### DATA
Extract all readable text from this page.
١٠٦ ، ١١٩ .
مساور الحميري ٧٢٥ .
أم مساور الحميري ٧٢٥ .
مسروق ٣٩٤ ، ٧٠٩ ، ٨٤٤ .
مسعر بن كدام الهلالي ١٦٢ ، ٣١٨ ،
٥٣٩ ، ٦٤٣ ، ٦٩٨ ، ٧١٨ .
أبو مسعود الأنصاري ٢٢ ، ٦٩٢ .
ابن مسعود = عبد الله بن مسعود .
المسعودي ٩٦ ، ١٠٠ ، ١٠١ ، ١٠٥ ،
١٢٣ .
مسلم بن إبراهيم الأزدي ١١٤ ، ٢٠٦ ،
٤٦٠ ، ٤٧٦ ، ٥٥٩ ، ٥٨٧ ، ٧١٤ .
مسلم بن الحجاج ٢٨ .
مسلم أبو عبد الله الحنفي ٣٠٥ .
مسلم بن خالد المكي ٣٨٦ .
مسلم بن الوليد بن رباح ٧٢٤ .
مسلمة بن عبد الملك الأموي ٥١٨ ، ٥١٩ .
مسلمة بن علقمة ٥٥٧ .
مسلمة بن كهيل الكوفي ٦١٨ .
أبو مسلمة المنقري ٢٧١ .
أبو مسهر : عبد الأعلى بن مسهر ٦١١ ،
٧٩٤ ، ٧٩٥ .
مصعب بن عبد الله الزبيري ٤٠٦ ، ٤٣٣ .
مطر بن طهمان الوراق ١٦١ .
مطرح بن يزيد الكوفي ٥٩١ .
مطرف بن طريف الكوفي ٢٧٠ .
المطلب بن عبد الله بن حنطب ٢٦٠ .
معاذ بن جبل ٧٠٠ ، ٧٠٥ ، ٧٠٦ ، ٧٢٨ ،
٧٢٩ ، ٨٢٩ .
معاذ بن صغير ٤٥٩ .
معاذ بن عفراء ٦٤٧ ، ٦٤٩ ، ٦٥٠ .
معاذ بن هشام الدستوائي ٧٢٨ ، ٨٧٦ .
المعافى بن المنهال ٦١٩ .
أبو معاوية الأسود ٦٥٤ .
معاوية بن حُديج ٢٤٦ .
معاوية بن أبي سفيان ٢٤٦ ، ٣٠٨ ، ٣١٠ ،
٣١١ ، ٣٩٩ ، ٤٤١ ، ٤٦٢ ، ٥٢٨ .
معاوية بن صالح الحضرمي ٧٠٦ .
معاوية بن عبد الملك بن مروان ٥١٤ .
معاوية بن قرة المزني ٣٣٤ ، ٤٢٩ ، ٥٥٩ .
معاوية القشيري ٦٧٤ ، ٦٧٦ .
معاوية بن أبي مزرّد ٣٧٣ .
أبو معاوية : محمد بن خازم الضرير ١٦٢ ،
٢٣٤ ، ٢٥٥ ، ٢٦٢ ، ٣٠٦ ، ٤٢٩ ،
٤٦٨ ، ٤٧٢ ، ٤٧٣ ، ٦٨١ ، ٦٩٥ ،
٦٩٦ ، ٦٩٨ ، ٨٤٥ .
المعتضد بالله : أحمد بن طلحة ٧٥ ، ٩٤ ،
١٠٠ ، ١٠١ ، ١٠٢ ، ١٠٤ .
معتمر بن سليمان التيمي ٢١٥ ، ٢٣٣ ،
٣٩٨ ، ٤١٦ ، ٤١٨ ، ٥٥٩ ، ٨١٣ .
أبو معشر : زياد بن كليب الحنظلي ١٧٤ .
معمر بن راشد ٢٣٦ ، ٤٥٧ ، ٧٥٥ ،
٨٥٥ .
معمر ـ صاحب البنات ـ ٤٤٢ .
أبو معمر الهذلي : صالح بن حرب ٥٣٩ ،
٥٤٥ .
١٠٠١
######
▶ [TASK REQUIREMENTS]
Reproduce the full listing above, character for character.

▶ [REPLY]
Extract all readable text from this page.
١٠٦ ، ١١٩ .
مساور الحميري ٧٢٥ .
أم مساور الحميري ٧٢٥ .
مسروق ٣٩٤ ، ٧٠٩ ، ٨٤٤ .
مسعر بن كدام الهلالي ١٦٢ ، ٣١٨ ،
٥٣٩ ، ٦٤٣ ، ٦٩٨ ، ٧١٨ .
أبو مسعود الأنصاري ٢٢ ، ٦٩٢ .
ابن مسعود = عبد الله بن مسعود .
المسعودي ٩٦ ، ١٠٠ ، ١٠١ ، ١٠٥ ،
١٢٣ .
مسلم بن إبراهيم الأزدي ١١٤ ، ٢٠٦ ،
٤٦٠ ، ٤٧٦ ، ٥٥٩ ، ٥٨٧ ، ٧١٤ .
مسلم بن الحجاج ٢٨ .
مسلم أبو عبد الله الحنفي ٣٠٥ .
مسلم بن خالد المكي ٣٨٦ .
مسلم بن الوليد بن رباح ٧٢٤ .
مسلمة بن عبد الملك الأموي ٥١٨ ، ٥١٩ .
مسلمة بن علقمة ٥٥٧ .
مسلمة بن كهيل الكوفي ٦١٨ .
أبو مسلمة المنقري ٢٧١ .
أبو مسهر : عبد الأعلى بن مسهر ٦١١ ،
٧٩٤ ، ٧٩٥ .
مصعب بن عبد الله الزبيري ٤٠٦ ، ٤٣٣ .
مطر بن طهمان الوراق ١٦١ .
مطرح بن يزيد الكوفي ٥٩١ .
مطرف بن طريف الكوفي ٢٧٠ .
المطلب بن عبد الله بن حنطب ٢٦٠ .
معاذ بن جبل ٧٠٠ ، ٧٠٥ ، ٧٠٦ ، ٧٢٨ ،
٧٢٩ ، ٨٢٩ .
معاذ بن صغير ٤٥٩ .
معاذ بن عفراء ٦٤٧ ، ٦٤٩ ، ٦٥٠ .
معاذ بن هشام الدستوائي ٧٢٨ ، ٨٧٦ .
المعافى بن المنهال ٦١٩ .
أبو معاوية الأسود ٦٥٤ .
معاوية بن حُديج ٢٤٦ .
معاوية بن أبي سفيان ٢٤٦ ، ٣٠٨ ، ٣١٠ ،
٣١١ ، ٣٩٩ ، ٤٤١ ، ٤٦٢ ، ٥٢٨ .
معاوية بن صالح الحضرمي ٧٠٦ .
معاوية بن عبد الملك بن مروان ٥١٤ .
معاوية بن قرة المزني ٣٣٤ ، ٤٢٩ ، ٥٥٩ .
معاوية القشيري ٦٧٤ ، ٦٧٦ .
معاوية بن أبي مزرّد ٣٧٣ .
أبو معاوية : محمد بن خازم الضرير ١٦٢ ،
٢٣٤ ، ٢٥٥ ، ٢٦٢ ، ٣٠٦ ، ٤٢٩ ،
٤٦٨ ، ٤٧٢ ، ٤٧٣ ، ٦٨١ ، ٦٩٥ ،
٦٩٦ ، ٦٩٨ ، ٨٤٥ .
المعتضد بالله : أحمد بن طلحة ٧٥ ، ٩٤ ،
١٠٠ ، ١٠١ ، ١٠٢ ، ١٠٤ .
معتمر بن سليمان التيمي ٢١٥ ، ٢٣٣ ،
٣٩٨ ، ٤١٦ ، ٤١٨ ، ٥٥٩ ، ٨١٣ .
أبو معشر : زياد بن كليب الحنظلي ١٧٤ .
معمر بن راشد ٢٣٦ ، ٤٥٧ ، ٧٥٥ ،
٨٥٥ .
معمر ـ صاحب البنات ـ ٤٤٢ .
أبو معمر الهذلي : صالح بن حرب ٥٣٩ ،
٥٤٥ .
١٠٠١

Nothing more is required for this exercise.